* [QUESTIONS ON THE MATERIAL]:
a) Please turn the paragraph in the Tamas Linder biography that begins "Linder earned a Master of Science" into a short list, keeping its main facts.
b) According to the Tamas Linder biography, in what year was Linder named a fellow of the IEEE?
c) From the Tamas Linder biography, reproduce the stretch from "Academic work" through "1993 to 1994." word for word.

Academic background
- Education: Budapest University of Technology and Economics (MS) Hungarian Academy of Sciences (PhD)

Academic work
- Discipline: Computer engineering
- Sub-discipline: Data compression Information theory Machine learning Pattern recognition
- Institutions: Coordinated Science Laboratory ; University of California, San Diego; Queen's University at Kingston;

= Tamas Linder =

Hungarian computer engineer

Tamás Linder is a Hungarian computer engineer working as a professor at the Queen's University at Kingston

== Education ==
Linder earned a Master of Science degree in electrical engineering from the Budapest University of Technology and Economics in 1988 and a PhD in electrical engineering from the Hungarian Academy of Sciences in 1992. He was a post-doctoral researcher at the University of Hawaiʻi at Mānoa and a Fulbright Scholar at the Coordinated Science Laboratory from 1993 to 1994.

== Career ==
From 1994 to 1998, Linder a member of the computer science faculty at the Budapest University of Technology and Economics. He was also a visiting research scholar in the Department of Electrical and Computer Engineering at the University of California, San Diego. Linder joined the Queen's University at Kingston in 1998. In 2003 and 2004, he was an associate editor of IEEE Transactions on Information Theory. Linder was named a fellow of the Institute of Electrical and Electronics Engineers (IEEE) in 2013 for his contributions to source coding and quantization.

* [DATA SUPPLIED]:
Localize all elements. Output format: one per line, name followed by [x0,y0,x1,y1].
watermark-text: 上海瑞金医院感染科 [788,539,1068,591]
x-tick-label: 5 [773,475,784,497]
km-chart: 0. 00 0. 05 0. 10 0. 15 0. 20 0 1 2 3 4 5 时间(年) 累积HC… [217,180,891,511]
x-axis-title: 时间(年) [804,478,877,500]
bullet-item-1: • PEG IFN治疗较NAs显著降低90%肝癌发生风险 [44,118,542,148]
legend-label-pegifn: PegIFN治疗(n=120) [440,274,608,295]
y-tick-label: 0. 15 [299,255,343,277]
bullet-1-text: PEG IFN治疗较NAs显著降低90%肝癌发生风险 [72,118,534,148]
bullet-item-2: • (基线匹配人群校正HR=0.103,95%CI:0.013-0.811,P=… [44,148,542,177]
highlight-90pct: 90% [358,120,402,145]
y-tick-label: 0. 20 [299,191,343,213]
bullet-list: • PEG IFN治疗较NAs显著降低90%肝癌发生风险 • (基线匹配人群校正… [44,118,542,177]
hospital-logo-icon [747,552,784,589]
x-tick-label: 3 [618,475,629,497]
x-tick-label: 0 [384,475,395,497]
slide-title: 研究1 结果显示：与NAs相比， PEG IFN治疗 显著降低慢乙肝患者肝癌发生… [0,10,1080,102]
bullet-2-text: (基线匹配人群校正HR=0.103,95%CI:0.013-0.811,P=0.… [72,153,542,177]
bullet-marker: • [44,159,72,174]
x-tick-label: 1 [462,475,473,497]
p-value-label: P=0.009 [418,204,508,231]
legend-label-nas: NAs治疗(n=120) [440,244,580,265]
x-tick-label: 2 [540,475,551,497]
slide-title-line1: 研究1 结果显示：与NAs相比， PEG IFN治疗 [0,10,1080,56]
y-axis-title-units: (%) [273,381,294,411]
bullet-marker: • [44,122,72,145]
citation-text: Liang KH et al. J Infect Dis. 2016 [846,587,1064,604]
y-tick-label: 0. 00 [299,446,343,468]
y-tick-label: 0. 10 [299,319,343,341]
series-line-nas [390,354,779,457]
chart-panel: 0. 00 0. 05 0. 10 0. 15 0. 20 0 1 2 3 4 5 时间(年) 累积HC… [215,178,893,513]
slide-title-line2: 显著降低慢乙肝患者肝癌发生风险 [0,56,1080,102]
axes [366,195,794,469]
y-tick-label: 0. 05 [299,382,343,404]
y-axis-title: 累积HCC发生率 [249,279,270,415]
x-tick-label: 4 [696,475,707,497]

* [ANSWERS BY TASK]:
a)
- MS in electrical engineering, Budapest University of Technology and Economics, 1988
- PhD in electrical engineering, Hungarian Academy of Sciences, 1992
- Post-doctoral researcher, University of Hawaiʻi at Mānoa
- Fulbright Scholar, Coordinated Science Laboratory, 1993–1994

b) 2013

c)
Academic work
- Discipline: Computer engineering
- Sub-discipline: Data compression Information theory Machine learning Pattern recognition
- Institutions: Coordinated Science Laboratory ; University of California, San Diego; Queen's University at Kingston;

= Tamas Linder =

Hungarian computer engineer

Tamás Linder is a Hungarian computer engineer working as a professor at the Queen's University at Kingston

== Education ==
Linder earned a Master of Science degree in electrical engineering from the Budapest University of Technology and Economics in 1988 and a PhD in electrical engineering from the Hungarian Academy of Sciences in 1992. He was a post-doctoral researcher at the University of Hawaiʻi at Mānoa and a Fulbright Scholar at the Coordinated Science Laboratory from 1993 to 1994.